[Items from a dataset]
════════════════════

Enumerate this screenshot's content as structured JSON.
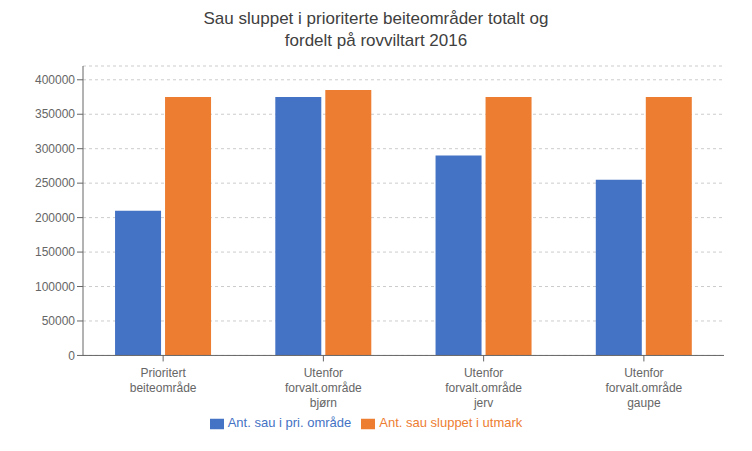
{
  "chart_data": {
    "type": "bar",
    "title": "Sau sluppet i prioriterte beiteområder totalt og\nfordelt på rovviltart 2016",
    "categories": [
      "Prioritert\nbeiteområde",
      "Utenfor\nforvalt.område\nbjørn",
      "Utenfor\nforvalt.område\njerv",
      "Utenfor\nforvalt.område\ngaupe"
    ],
    "series": [
      {
        "name": "Ant. sau i pri. område",
        "color": "#4472C4",
        "values": [
          210000,
          375000,
          290000,
          255000
        ]
      },
      {
        "name": "Ant. sau sluppet i utmark",
        "color": "#ED7D31",
        "values": [
          375000,
          385000,
          375000,
          375000
        ]
      }
    ],
    "ylim": [
      0,
      420000
    ],
    "yticks": [
      0,
      50000,
      100000,
      150000,
      200000,
      250000,
      300000,
      350000,
      400000
    ],
    "grid": true,
    "legend": "bottom"
  }
}
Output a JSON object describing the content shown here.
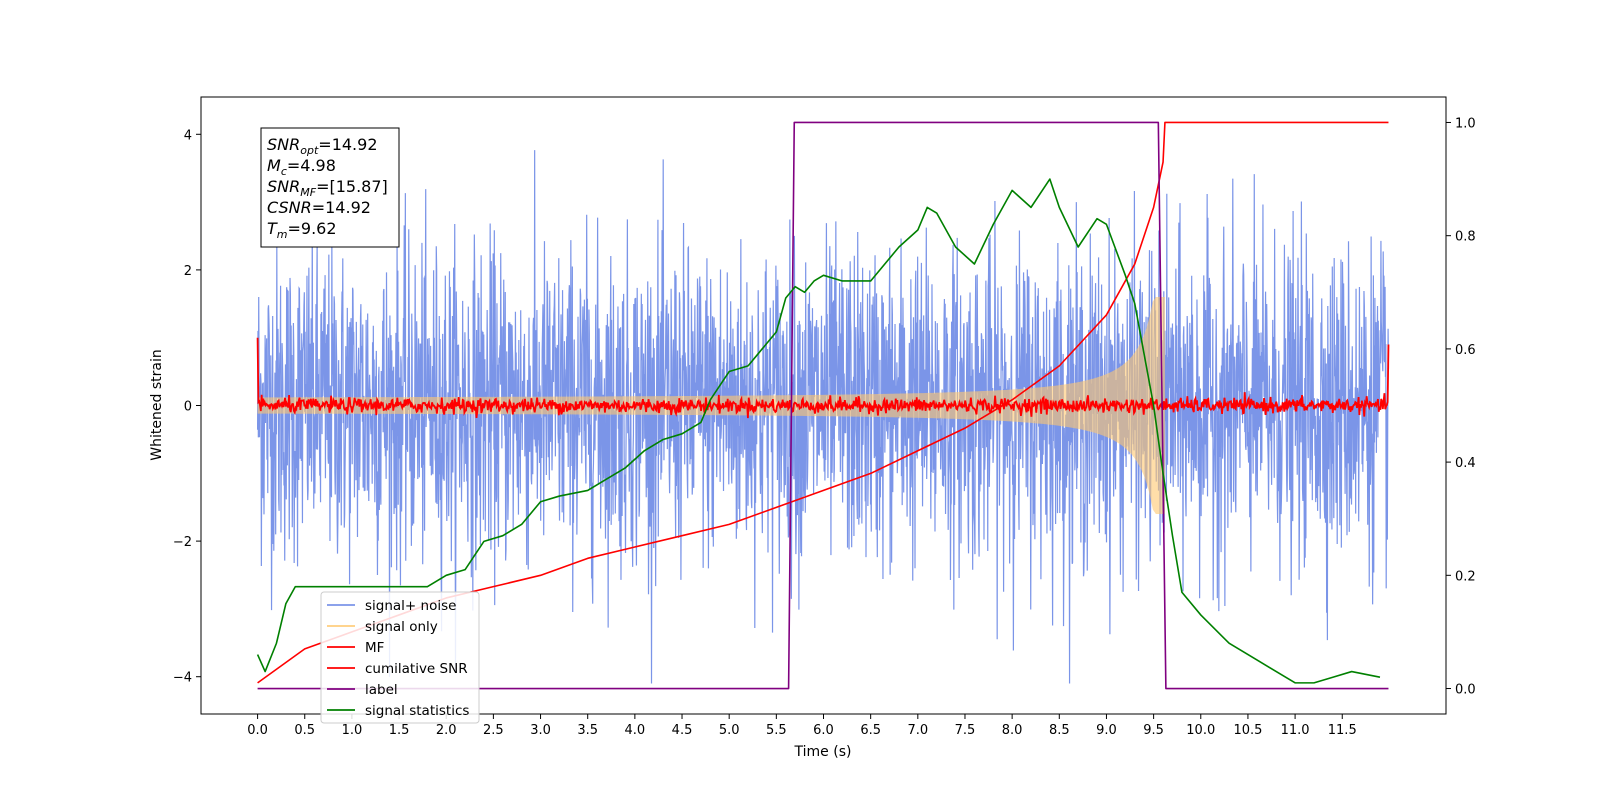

════════════════════

TASK BRIEF:
Using the listing above, show every line that includes the string "content".

RIGHT ANSWER:
Enumerate this screenshot's content as structured JSON.
Output a JSON object describing the content shown here.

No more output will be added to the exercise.